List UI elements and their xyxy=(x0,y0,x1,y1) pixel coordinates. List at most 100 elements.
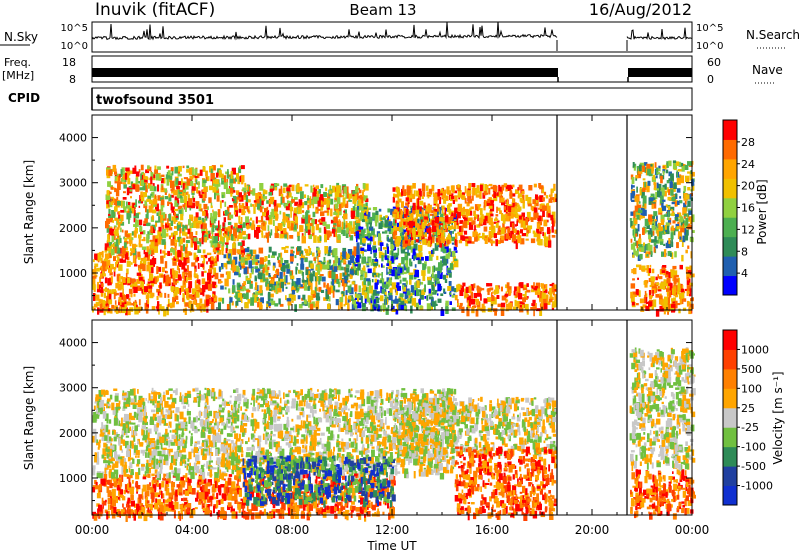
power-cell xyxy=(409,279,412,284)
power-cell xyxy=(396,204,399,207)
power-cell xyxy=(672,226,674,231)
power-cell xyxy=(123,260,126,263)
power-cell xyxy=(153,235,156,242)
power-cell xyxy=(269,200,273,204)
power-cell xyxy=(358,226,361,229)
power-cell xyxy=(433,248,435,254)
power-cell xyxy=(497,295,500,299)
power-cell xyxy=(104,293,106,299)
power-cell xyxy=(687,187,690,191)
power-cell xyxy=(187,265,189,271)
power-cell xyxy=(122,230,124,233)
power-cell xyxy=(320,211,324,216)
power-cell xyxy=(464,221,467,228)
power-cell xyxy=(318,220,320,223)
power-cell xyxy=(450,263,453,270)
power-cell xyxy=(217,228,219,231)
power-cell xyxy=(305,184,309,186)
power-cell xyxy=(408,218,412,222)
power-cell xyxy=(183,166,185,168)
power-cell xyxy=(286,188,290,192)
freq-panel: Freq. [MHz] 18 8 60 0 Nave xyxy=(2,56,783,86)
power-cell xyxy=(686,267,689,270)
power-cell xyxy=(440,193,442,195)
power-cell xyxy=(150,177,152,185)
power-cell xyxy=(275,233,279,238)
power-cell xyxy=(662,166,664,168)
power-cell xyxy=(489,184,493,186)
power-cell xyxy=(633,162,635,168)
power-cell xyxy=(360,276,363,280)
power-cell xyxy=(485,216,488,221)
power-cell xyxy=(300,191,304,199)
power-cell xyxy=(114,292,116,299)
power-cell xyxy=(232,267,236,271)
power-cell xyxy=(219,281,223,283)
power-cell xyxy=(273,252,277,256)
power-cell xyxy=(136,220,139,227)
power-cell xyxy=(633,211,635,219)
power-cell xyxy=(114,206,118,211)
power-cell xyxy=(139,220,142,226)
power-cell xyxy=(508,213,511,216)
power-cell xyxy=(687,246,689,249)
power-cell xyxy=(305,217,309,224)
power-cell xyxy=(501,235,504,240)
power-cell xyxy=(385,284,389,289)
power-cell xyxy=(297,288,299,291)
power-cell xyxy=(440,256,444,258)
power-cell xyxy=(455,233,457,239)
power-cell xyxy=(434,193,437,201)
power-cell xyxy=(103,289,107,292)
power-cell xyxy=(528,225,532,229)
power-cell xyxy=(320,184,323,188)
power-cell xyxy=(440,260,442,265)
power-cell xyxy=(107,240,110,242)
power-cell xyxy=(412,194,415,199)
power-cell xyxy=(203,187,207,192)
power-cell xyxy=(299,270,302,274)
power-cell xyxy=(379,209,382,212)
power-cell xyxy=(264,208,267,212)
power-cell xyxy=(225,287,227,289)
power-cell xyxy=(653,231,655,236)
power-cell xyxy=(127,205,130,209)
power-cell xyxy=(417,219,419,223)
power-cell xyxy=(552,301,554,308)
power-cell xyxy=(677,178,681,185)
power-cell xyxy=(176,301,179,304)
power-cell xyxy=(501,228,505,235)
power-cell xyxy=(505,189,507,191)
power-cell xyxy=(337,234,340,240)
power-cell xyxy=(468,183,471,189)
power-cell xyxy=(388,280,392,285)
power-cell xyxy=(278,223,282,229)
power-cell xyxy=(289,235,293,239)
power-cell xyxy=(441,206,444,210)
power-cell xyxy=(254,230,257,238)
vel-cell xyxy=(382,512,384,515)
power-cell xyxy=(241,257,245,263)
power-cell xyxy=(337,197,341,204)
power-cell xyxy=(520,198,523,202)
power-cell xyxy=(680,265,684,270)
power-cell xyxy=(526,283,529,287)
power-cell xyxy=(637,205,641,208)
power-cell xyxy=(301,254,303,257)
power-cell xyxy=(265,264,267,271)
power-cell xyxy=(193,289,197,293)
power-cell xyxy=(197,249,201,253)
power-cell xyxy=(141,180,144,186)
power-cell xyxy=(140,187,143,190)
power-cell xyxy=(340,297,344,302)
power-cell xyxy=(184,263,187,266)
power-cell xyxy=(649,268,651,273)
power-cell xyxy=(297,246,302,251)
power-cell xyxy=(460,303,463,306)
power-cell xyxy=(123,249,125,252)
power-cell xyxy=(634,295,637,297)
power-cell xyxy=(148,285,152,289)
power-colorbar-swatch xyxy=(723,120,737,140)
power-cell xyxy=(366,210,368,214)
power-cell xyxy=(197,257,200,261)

= = = = =

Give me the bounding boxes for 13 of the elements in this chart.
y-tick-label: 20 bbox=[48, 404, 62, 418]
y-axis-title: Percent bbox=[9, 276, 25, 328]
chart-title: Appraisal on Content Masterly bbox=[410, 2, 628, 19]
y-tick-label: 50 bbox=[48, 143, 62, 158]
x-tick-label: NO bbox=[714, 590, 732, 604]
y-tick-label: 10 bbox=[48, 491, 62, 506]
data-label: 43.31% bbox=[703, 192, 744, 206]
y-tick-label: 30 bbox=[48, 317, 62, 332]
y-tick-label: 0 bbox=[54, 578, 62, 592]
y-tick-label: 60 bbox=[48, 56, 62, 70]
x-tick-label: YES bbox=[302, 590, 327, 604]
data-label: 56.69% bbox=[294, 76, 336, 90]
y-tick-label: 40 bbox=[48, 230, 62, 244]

= = = = =

Retype the lines of the data above without any change, starting at the line that contains "power-cell xyxy=(409,279,412,284)" and ending at the line that contains "power-cell xyxy=(440,193,442,195)". Include both of those lines.

FULL ANSWER ::
power-cell xyxy=(409,279,412,284)
power-cell xyxy=(396,204,399,207)
power-cell xyxy=(672,226,674,231)
power-cell xyxy=(123,260,126,263)
power-cell xyxy=(153,235,156,242)
power-cell xyxy=(269,200,273,204)
power-cell xyxy=(358,226,361,229)
power-cell xyxy=(433,248,435,254)
power-cell xyxy=(497,295,500,299)
power-cell xyxy=(104,293,106,299)
power-cell xyxy=(687,187,690,191)
power-cell xyxy=(187,265,189,271)
power-cell xyxy=(122,230,124,233)
power-cell xyxy=(320,211,324,216)
power-cell xyxy=(464,221,467,228)
power-cell xyxy=(318,220,320,223)
power-cell xyxy=(450,263,453,270)
power-cell xyxy=(217,228,219,231)
power-cell xyxy=(305,184,309,186)
power-cell xyxy=(408,218,412,222)
power-cell xyxy=(183,166,185,168)
power-cell xyxy=(286,188,290,192)
freq-panel: Freq. [MHz] 18 8 60 0 Nave xyxy=(2,56,783,86)
power-cell xyxy=(686,267,689,270)
power-cell xyxy=(440,193,442,195)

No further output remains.